→ **WHAT YOU ARE ASKED TO DO**: Return each line holding the string "your".

→ **SUPPLIED ENTRIES**:
———
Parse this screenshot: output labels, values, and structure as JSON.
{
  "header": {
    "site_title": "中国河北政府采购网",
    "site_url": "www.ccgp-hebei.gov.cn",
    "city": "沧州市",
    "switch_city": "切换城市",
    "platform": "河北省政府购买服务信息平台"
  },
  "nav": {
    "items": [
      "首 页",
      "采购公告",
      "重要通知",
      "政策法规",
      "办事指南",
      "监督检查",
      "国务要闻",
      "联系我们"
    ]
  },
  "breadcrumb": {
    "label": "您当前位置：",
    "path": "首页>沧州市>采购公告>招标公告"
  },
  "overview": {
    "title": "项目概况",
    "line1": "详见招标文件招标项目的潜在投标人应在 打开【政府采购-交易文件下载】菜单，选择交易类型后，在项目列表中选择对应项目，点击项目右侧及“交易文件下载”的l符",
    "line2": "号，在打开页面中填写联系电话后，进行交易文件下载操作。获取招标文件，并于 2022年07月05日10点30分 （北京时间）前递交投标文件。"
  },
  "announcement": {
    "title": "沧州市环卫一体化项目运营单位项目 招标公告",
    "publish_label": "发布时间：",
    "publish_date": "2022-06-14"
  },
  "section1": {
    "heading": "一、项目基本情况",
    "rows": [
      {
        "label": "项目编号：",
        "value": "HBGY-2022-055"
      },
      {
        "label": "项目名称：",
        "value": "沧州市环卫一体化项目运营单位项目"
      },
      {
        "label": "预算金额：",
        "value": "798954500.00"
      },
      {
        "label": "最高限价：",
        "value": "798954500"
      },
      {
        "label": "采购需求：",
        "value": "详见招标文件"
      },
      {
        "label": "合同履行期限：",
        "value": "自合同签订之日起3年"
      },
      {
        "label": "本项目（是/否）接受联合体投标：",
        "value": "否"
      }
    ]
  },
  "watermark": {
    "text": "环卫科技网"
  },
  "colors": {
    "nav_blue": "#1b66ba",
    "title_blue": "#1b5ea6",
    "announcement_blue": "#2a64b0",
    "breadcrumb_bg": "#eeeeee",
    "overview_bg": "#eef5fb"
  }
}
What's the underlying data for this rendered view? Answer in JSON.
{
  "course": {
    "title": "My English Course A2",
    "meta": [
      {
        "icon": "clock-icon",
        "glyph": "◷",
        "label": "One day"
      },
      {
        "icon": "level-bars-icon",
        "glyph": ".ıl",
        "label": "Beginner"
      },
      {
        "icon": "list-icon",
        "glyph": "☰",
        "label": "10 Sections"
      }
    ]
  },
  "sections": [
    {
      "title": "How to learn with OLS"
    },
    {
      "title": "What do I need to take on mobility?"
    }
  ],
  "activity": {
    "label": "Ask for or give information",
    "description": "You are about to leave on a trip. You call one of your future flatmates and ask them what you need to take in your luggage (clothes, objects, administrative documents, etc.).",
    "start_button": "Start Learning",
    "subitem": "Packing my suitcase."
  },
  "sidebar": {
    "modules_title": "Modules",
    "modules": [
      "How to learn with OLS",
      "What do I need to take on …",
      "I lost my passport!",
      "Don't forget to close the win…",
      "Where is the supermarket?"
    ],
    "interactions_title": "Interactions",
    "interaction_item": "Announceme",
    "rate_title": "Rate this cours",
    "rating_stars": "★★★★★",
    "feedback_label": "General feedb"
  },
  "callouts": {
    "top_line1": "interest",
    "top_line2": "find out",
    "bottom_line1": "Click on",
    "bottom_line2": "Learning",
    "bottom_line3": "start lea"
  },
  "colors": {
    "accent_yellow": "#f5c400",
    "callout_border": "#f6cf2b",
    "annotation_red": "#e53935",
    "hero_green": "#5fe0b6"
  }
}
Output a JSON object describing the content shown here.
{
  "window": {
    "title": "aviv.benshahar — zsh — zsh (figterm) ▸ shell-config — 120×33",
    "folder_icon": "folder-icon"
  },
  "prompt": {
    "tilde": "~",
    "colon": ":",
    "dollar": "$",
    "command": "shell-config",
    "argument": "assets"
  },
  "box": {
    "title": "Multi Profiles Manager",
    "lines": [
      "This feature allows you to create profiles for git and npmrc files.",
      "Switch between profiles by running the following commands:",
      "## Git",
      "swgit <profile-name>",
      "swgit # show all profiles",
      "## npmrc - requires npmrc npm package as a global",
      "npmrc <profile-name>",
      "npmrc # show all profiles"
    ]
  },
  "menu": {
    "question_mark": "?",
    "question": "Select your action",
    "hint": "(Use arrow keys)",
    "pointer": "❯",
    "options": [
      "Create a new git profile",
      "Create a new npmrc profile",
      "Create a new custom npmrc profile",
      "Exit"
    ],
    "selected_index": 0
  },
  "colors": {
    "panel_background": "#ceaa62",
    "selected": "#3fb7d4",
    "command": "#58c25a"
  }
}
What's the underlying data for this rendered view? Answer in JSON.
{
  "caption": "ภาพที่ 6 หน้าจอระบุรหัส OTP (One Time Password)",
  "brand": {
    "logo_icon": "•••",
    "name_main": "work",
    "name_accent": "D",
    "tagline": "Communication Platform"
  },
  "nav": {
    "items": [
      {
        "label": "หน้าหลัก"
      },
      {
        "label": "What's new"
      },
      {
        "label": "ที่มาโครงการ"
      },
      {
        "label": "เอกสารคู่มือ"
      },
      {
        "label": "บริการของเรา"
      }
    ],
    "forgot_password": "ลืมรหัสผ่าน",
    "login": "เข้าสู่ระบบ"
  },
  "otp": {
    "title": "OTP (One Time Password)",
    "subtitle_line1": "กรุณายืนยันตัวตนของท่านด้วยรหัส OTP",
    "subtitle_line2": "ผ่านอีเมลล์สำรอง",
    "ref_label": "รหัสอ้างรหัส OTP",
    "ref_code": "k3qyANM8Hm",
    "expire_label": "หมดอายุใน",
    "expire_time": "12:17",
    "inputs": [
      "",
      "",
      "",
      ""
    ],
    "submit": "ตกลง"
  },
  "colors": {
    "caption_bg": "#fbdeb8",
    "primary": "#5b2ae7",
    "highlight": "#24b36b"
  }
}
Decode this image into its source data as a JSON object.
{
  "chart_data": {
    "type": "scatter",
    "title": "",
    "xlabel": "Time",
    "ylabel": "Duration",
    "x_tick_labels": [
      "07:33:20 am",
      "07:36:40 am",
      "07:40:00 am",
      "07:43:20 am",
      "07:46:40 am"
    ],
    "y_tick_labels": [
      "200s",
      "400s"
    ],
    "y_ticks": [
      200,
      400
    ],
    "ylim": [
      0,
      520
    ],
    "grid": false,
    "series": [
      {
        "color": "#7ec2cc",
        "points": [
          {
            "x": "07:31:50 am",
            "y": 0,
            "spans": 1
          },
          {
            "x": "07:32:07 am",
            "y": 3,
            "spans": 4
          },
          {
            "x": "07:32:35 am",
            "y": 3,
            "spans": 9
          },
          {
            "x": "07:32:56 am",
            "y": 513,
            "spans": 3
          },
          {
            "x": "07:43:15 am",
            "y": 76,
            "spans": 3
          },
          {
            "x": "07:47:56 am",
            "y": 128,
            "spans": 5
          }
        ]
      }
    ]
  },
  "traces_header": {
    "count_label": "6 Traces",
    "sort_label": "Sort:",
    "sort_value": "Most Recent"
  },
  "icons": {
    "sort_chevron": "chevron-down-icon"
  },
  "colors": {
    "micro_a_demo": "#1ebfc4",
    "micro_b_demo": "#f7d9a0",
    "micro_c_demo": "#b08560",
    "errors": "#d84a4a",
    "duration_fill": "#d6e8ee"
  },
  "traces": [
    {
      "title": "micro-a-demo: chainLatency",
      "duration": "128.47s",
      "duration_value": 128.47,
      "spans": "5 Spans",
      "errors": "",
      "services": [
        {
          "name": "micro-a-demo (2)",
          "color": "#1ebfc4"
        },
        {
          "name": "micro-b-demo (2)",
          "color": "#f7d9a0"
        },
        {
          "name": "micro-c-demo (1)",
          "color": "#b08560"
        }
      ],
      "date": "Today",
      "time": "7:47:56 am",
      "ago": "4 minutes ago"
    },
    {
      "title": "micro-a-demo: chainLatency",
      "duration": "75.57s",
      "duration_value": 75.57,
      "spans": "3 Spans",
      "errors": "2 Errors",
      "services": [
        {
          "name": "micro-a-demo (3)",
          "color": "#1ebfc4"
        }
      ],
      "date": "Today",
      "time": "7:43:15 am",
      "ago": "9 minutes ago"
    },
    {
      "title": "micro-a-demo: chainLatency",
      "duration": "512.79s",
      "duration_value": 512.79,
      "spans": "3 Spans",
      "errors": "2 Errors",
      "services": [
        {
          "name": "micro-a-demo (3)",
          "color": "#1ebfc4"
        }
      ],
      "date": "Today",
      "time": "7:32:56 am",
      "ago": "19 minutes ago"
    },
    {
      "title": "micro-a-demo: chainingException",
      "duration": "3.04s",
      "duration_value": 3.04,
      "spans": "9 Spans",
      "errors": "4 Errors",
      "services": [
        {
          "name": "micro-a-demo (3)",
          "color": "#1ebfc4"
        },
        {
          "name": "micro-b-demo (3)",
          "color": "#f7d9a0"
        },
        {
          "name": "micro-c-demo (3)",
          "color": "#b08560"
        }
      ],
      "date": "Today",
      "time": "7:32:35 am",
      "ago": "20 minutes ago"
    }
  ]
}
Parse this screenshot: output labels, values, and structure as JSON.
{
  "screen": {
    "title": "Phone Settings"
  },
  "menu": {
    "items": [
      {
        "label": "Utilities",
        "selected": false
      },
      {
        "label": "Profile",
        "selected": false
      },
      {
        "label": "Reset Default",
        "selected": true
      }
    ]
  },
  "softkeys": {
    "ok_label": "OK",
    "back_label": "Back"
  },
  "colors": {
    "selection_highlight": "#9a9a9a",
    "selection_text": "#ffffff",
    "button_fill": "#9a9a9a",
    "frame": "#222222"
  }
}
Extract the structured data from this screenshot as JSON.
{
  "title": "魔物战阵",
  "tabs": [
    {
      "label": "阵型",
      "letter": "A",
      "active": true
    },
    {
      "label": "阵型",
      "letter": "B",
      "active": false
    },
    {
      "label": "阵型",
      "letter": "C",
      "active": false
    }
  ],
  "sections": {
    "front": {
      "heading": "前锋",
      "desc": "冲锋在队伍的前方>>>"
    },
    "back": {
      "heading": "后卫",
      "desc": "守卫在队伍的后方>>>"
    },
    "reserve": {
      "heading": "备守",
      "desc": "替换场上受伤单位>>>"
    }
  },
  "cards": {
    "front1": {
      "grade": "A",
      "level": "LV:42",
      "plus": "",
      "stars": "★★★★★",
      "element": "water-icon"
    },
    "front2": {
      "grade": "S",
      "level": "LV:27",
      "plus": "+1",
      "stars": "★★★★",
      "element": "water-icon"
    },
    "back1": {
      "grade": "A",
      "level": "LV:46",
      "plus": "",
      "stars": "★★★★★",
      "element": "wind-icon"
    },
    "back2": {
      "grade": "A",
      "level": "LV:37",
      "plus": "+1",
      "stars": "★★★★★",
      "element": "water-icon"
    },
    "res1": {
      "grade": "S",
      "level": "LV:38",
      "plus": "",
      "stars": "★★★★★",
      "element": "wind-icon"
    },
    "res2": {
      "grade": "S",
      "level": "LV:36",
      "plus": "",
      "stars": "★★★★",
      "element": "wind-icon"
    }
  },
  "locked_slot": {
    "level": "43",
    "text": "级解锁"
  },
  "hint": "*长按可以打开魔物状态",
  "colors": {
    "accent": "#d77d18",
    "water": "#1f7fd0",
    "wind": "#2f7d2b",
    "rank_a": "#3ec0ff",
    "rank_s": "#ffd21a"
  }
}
———
→ **RESPONSE BELOW**:
    "description": "You are about to leave on a trip. You call one of your future flatmates and ask them what you need to take in your luggage (clothes, objects, administrative documents, etc.).",
    "question": "Select your action",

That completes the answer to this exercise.